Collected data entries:
• • •

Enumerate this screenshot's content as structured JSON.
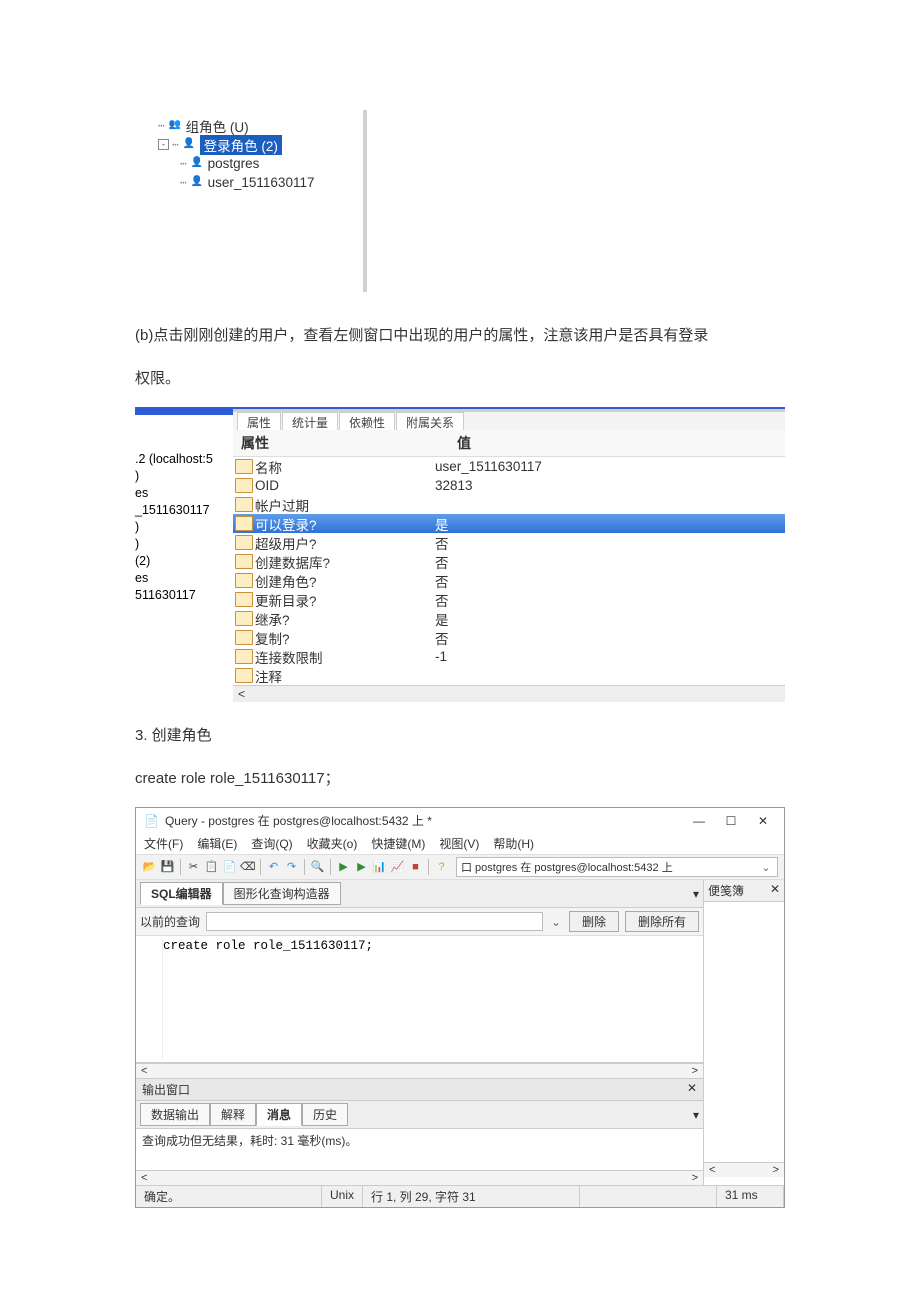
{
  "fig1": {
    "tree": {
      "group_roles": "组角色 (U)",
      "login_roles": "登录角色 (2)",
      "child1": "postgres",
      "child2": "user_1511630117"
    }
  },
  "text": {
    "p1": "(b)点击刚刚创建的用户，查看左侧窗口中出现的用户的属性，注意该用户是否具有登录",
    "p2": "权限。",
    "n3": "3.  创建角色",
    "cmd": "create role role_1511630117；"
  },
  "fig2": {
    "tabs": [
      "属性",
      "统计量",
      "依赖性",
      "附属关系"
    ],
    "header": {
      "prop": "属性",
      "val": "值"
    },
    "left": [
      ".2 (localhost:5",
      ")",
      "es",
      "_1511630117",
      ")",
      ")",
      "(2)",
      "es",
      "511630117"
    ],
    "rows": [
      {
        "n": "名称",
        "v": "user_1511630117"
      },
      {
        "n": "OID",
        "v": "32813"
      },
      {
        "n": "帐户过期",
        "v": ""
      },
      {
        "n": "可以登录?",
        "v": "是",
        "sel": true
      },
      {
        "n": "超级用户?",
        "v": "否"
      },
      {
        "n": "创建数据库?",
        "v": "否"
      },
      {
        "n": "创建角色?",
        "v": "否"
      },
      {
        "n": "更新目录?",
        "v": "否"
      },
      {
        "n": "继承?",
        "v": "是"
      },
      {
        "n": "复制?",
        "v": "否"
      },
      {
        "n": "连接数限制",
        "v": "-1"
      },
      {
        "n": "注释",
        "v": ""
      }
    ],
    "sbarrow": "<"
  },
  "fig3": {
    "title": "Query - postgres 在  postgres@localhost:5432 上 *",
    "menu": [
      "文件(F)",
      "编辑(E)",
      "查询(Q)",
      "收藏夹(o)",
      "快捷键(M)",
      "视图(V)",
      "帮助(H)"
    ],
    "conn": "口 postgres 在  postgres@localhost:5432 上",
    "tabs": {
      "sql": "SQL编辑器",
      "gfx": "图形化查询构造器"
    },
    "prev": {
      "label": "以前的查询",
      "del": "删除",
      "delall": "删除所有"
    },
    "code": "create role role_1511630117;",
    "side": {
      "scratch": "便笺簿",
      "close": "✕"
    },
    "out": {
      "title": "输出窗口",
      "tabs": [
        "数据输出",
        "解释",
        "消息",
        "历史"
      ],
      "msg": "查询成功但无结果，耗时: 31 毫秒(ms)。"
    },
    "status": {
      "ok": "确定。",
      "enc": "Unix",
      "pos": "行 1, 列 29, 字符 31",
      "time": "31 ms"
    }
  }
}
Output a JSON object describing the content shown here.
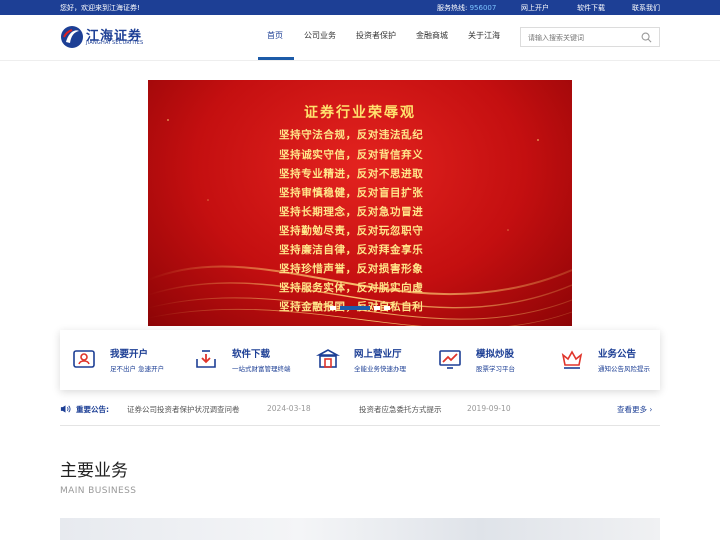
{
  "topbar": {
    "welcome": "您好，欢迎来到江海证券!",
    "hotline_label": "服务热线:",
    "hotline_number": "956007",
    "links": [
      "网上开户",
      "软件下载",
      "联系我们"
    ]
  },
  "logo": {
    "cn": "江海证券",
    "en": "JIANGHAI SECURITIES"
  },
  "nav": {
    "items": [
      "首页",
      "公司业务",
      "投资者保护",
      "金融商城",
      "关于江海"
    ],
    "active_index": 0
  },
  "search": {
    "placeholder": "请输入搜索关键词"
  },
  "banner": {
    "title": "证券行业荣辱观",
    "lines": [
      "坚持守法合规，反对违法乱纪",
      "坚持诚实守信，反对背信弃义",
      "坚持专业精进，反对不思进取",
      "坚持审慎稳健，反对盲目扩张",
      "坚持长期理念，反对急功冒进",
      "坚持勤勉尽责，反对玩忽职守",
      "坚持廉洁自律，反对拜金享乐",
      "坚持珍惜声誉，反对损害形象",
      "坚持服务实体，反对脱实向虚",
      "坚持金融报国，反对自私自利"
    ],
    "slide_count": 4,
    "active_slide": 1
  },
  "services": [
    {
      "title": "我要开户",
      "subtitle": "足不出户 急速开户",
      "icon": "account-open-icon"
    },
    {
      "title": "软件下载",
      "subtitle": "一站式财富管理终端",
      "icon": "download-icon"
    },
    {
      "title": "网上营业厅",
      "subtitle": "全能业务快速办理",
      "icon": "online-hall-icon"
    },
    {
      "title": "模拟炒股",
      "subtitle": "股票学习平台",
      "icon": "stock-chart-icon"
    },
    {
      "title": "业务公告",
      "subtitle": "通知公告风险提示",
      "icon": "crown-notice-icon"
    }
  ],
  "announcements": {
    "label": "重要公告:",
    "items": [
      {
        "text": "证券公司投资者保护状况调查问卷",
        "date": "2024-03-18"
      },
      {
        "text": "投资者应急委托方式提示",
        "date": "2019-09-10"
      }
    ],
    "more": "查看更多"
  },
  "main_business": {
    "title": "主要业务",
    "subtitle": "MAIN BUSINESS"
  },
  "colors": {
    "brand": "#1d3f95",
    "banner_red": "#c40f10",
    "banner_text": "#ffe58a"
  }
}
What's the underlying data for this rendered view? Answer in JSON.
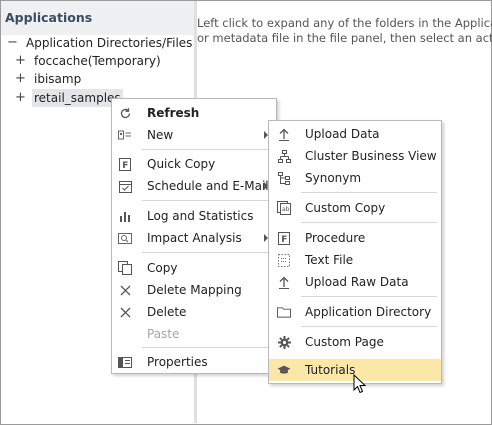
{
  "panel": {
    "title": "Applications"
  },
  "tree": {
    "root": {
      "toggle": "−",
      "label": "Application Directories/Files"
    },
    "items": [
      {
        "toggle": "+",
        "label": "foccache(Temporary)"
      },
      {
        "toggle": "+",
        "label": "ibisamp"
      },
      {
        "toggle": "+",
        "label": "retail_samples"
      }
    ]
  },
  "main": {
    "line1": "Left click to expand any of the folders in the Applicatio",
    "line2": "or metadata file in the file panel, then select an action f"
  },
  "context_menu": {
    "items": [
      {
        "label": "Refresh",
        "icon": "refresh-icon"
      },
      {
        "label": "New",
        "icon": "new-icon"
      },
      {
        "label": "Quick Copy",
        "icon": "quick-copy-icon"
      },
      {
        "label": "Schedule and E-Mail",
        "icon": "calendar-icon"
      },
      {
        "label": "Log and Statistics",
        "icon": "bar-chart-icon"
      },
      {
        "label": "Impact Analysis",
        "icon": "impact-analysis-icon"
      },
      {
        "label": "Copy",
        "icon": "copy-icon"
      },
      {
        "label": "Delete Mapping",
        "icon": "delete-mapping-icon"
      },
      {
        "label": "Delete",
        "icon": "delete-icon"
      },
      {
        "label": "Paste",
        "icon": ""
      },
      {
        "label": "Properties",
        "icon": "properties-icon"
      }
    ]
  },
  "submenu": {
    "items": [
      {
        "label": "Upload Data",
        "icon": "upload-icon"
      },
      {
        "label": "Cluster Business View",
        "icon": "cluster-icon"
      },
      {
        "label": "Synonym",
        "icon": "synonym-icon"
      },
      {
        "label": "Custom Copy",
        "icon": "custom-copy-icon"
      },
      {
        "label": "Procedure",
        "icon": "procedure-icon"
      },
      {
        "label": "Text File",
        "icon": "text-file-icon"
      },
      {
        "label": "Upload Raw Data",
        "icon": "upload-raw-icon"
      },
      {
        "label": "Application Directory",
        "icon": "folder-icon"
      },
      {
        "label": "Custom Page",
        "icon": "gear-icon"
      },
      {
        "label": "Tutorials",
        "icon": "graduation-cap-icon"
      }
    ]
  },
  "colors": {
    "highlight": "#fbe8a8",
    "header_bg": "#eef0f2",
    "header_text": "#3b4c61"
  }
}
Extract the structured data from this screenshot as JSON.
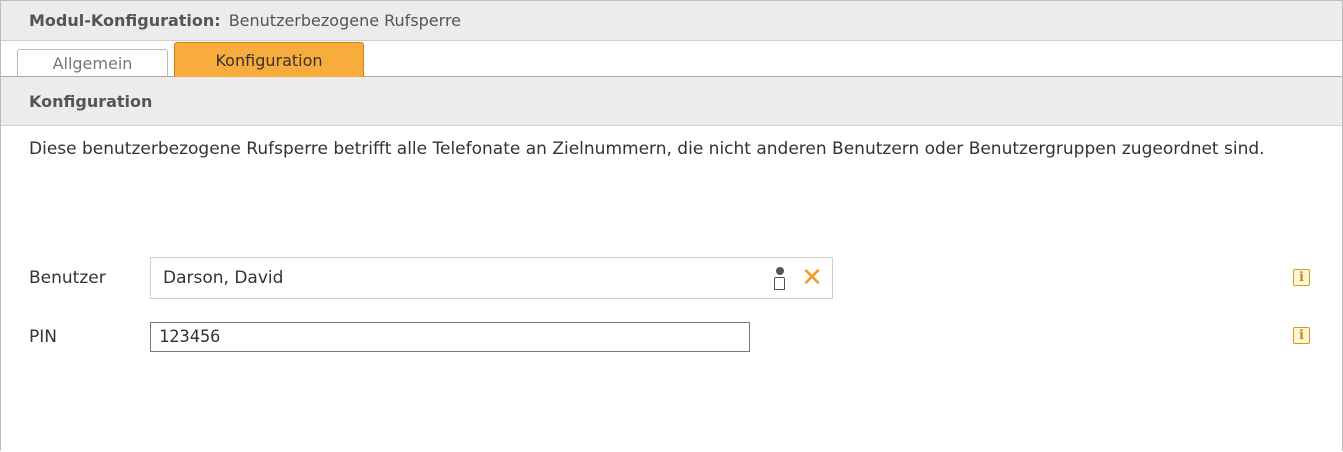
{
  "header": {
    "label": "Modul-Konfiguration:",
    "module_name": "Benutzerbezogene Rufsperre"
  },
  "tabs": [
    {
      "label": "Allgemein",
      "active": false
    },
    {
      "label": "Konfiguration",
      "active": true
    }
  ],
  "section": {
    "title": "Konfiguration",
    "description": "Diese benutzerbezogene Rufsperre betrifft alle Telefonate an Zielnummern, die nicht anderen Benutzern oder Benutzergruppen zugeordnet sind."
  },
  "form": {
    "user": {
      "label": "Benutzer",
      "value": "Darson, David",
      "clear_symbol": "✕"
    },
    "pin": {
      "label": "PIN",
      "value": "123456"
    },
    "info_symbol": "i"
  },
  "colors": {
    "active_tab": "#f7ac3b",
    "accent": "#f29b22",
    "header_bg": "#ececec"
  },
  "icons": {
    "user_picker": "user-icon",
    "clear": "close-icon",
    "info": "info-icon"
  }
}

• • •

Beginning at the line that contains "Extract the structured", give the remaining lines of the records again exactly, through the last one. Leave out pictures.

### COMPLETE OUTPUT
Extract the structured data from this screenshot as JSON.
{
  "header": {
    "label": "Modul-Konfiguration:",
    "module_name": "Benutzerbezogene Rufsperre"
  },
  "tabs": [
    {
      "label": "Allgemein",
      "active": false
    },
    {
      "label": "Konfiguration",
      "active": true
    }
  ],
  "section": {
    "title": "Konfiguration",
    "description": "Diese benutzerbezogene Rufsperre betrifft alle Telefonate an Zielnummern, die nicht anderen Benutzern oder Benutzergruppen zugeordnet sind."
  },
  "form": {
    "user": {
      "label": "Benutzer",
      "value": "Darson, David",
      "clear_symbol": "✕"
    },
    "pin": {
      "label": "PIN",
      "value": "123456"
    },
    "info_symbol": "i"
  },
  "colors": {
    "active_tab": "#f7ac3b",
    "accent": "#f29b22",
    "header_bg": "#ececec"
  },
  "icons": {
    "user_picker": "user-icon",
    "clear": "close-icon",
    "info": "info-icon"
  }
}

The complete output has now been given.